--- start Excerpted passage ---
Public Sector Costs are Bankrupting Detroit and Illinois

Posted by PITHOCRATES - June 8th, 2013

Week in Review

Public sector pay and benefits are crushing state governments and cities.  The City of Detroit is probably going to file bankruptcy.  And the State of Illinois just saw its bond rating cut (see Illinois Bond Grade Cut as Lawmakers Can’t Fix Pensions by Tim Jones & Brian Chappatta posted 6/3/2013 on Bloomberg).

Illinois had its credit rating cut one level after lawmakers failed to restructure state pensions saddled with almost $100 billion in unfunded liabilities…

The retirement systems cover state workers, teachers, university employees, judges and lawmakers…

“It is disgraceful that this year’s legislative session ended without a new pension plan,” Treasurer Dan Rutherford, a 58-year-old Republican who is running for governor in 2014, said in a statement. The failure “costs the state millions of dollars each day, plus these downgrades could continue to make borrowing additional funds even more expensive…”

Illinois’s growing pension deficit is “unsustainable,” Fitch analysts led by Karen Krop, a senior director in New York, said in a statement. The inaction by lawmakers raises questions about the state’s ability to deal with “numerous fiscal challenges.” They also cited a growing backlog of unpaid bills and borrowing to cover operational costs, indicating another cut may be forthcoming.

These public sector workers have pay and benefit packages unlike those in the private sector.  Which has to pay for the pay and benefits of both the private and public sectors.  So they keep raising taxes on individuals and businesses.  And our politicians never worry about the long-term consequences.  But they can only tax so much.  People can only pay so much in taxes before they can no longer pay their own bills.  So they start borrowing.  And the more they borrow the more risky they are to loan money to.  The more in debt they go and the greater their spending obligations the higher the interest rates they have to pay to get investors to take a chance on buying their bonds.  Because there’s a very good chance something like this will happen (see Detroit to offer creditors less than 10 percent of what city owes -report by Steve Neavling posted 6/7/2013 on Reuters).

Detroit Emergency Manager Kevyn Orr plans to deliver grim news to the city’s creditors next week: Take less than 10 percent of what the city owes or risk losing it all in a bankruptcy proceeding, the Detroit Free Press reported on Friday…

In his report, Orr stated that the city has run annual deficits of $100 million and more since 2008. Detroit is believed to owe about $17 billion in debts and liabilities.
--- end Excerpted passage ---
--- start Records provided ---
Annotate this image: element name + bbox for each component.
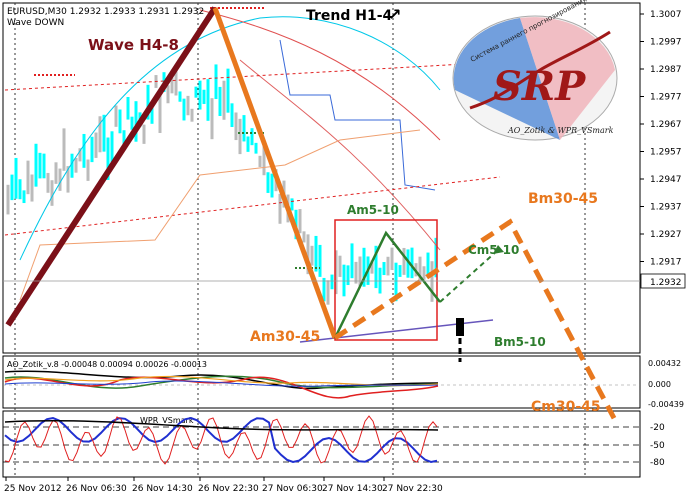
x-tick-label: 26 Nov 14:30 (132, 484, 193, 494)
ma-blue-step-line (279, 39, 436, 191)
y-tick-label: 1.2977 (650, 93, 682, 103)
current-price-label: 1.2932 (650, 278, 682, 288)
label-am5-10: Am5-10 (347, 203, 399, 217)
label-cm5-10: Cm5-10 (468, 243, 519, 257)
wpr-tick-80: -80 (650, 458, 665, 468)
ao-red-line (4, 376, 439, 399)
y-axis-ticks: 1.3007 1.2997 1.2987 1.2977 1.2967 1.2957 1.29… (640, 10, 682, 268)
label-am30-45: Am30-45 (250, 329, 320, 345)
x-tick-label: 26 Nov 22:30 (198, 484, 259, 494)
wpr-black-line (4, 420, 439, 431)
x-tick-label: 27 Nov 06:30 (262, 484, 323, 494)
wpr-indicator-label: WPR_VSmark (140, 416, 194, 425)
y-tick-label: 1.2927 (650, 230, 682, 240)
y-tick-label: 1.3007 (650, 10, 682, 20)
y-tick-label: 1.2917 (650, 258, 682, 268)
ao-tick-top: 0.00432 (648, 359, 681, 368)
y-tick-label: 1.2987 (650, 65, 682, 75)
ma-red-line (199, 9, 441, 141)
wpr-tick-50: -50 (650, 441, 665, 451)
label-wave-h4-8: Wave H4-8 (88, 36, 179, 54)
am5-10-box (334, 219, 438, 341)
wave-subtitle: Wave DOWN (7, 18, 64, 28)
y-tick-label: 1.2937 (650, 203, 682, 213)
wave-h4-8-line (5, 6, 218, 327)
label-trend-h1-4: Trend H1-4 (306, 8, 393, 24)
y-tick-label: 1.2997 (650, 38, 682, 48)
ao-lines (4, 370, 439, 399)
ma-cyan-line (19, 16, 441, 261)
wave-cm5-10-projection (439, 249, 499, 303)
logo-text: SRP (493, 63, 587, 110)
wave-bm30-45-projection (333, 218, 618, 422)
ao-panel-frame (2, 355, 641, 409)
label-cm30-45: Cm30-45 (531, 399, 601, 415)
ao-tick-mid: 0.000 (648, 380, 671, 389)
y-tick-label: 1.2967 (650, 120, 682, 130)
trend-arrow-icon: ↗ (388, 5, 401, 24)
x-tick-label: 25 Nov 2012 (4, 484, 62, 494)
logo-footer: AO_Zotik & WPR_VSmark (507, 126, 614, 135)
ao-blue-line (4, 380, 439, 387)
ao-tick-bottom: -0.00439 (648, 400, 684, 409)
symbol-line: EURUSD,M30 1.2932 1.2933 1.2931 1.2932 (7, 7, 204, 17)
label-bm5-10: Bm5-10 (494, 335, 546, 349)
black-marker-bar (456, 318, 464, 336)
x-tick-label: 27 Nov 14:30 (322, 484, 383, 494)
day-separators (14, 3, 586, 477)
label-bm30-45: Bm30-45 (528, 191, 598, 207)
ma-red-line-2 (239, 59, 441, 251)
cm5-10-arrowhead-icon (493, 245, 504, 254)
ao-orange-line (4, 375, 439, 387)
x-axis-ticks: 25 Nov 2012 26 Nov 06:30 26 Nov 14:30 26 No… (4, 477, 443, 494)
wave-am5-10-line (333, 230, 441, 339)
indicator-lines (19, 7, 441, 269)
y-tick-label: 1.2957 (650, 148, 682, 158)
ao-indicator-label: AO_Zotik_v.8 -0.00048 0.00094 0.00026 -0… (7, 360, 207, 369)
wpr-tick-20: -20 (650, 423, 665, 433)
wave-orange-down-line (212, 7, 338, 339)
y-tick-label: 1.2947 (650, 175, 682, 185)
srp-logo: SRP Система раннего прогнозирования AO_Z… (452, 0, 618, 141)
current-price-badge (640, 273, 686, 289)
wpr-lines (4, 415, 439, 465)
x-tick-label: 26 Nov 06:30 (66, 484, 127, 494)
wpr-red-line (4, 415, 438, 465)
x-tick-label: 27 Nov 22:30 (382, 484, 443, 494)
--- end Records provided ---
* _Instructions_:
(a) According to the post on public sector costs in Detroit and Illinois, how much is Detroit believed to owe in debts and liabilities?
(b) Continue the post on public sector costs in Detroit and Illinois from where it stops.

* _Results_:
(a) About $17 billion.

(b)
So on the one hand they beg and plead for investors to loan them money.  So they can pay the overwhelming costs of their public sector in the face of a shrinking tax base.  And then when their finances get so bad that they can’t even service their debt any more they say, “Thank you for your money when we could not raise any ourselves.  And because you took that great risk for us we will reward you by screwing you out of 90 cents of every dollar you loaned us.  But stick around after the bankruptcy.  For once we shed this debt we will need to borrow more to pay for the overwhelming costs of our public sector.”

Detroit had annual deficits of $100 million.  Illinois has $100 billion in unfunded liabilities.  Is it any wonder Fitch lowered their bond rating?  For the state of Illinois has a greater financial problem than the City of Detroit has.  The State of Michigan gave Detroit an emergency manager to fix their problems.  They even offered to buy a city park.  Belle Isle.  To help Detroit get out of the mess they put themselves into.  But Illinois cannot help Illinois.  Only the federal government can.  But will they?  If they do you know California will demand a bailout, too.  As will every other state and city with a crushing public sector cost will.  But the federal government can’t bail out everyone.  Not when they have their own trillion dollar deficit problem to fix.

No.  There is only one way to fix the problems these cities and states are having.  They have to cut their public sector costs.  Which means someone else besides the bondholders will have to take a haircut to put these states and cities back into the black.  Meaning the public sector can no longer enjoy the kind of benefits people in the private sector haven’t enjoyed in decades.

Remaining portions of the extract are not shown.